Go through the lines below. Copy those with "this".
BEGIN Task inputs
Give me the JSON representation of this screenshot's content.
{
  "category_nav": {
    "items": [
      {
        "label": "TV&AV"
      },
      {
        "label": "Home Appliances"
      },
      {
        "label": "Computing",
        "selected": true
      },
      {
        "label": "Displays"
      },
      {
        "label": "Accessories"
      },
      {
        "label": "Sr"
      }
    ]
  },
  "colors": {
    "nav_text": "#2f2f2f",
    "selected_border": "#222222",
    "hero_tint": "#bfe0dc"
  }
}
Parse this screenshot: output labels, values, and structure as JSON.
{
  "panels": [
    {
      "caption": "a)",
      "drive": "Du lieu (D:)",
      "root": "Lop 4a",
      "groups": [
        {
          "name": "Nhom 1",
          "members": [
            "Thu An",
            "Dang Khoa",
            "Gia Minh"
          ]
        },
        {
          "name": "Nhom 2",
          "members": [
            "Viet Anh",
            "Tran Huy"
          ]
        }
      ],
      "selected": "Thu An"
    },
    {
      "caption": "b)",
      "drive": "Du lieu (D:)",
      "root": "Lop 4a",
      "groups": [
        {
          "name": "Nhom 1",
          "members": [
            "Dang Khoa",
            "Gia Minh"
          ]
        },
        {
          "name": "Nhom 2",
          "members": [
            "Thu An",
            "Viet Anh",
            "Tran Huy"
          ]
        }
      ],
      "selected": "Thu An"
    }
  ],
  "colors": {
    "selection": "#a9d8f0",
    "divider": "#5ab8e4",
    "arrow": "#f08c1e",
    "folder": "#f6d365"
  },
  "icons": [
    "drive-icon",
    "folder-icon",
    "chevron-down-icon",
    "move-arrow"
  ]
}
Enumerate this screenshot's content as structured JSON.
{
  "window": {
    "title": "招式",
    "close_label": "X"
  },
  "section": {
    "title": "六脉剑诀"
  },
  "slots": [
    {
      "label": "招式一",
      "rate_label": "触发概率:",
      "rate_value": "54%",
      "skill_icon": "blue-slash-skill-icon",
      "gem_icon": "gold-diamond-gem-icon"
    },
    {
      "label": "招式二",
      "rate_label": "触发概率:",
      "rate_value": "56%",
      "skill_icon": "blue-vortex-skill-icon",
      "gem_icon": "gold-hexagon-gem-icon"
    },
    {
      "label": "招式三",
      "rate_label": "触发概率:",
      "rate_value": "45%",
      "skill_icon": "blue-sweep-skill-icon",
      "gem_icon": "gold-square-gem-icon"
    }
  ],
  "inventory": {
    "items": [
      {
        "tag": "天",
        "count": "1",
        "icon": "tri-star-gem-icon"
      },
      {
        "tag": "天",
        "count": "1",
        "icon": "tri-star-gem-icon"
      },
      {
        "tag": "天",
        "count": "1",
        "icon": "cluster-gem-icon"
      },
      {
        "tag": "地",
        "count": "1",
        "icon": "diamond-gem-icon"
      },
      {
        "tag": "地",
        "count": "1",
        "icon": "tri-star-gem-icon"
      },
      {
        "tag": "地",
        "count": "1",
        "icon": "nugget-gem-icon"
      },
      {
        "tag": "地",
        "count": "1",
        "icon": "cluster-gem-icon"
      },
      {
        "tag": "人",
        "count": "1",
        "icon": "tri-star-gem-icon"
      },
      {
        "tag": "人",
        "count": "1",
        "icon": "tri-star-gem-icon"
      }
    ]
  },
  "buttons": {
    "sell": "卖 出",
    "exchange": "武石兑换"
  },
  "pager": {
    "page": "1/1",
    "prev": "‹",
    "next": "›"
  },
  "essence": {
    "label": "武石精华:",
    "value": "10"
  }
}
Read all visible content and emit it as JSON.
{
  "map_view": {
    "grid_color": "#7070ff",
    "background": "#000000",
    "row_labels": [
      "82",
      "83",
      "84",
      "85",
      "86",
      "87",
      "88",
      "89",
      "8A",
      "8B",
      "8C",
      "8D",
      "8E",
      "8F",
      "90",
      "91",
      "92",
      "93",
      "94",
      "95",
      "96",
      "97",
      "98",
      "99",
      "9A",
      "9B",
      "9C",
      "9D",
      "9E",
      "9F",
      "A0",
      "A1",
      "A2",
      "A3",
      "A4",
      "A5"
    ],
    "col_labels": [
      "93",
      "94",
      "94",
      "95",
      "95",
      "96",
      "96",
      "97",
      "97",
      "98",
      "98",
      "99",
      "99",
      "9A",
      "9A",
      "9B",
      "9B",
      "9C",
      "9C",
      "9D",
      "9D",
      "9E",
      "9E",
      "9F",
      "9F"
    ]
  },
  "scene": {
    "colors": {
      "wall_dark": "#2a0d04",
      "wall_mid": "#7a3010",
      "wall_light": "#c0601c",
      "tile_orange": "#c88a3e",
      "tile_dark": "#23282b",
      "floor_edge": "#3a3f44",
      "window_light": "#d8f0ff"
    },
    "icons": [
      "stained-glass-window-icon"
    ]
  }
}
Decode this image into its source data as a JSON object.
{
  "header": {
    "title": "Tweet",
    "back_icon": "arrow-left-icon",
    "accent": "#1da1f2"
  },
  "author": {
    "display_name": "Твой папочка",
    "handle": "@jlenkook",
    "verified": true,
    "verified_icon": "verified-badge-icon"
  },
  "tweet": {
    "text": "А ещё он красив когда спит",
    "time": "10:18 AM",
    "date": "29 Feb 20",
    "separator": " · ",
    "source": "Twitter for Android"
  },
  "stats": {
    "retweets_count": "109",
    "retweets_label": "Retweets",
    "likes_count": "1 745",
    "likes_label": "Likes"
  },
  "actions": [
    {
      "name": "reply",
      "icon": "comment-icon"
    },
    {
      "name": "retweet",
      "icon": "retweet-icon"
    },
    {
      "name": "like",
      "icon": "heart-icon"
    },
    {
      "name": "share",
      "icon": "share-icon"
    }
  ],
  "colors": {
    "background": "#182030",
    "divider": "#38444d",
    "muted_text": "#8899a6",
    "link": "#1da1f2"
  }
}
END Task inputs
### Response below
Give me the JSON representation of this screenshot's content.
Parse this screenshot: output labels, values, and structure as JSON.
Enumerate this screenshot's content as structured JSON.
Decode this image into its source data as a JSON object.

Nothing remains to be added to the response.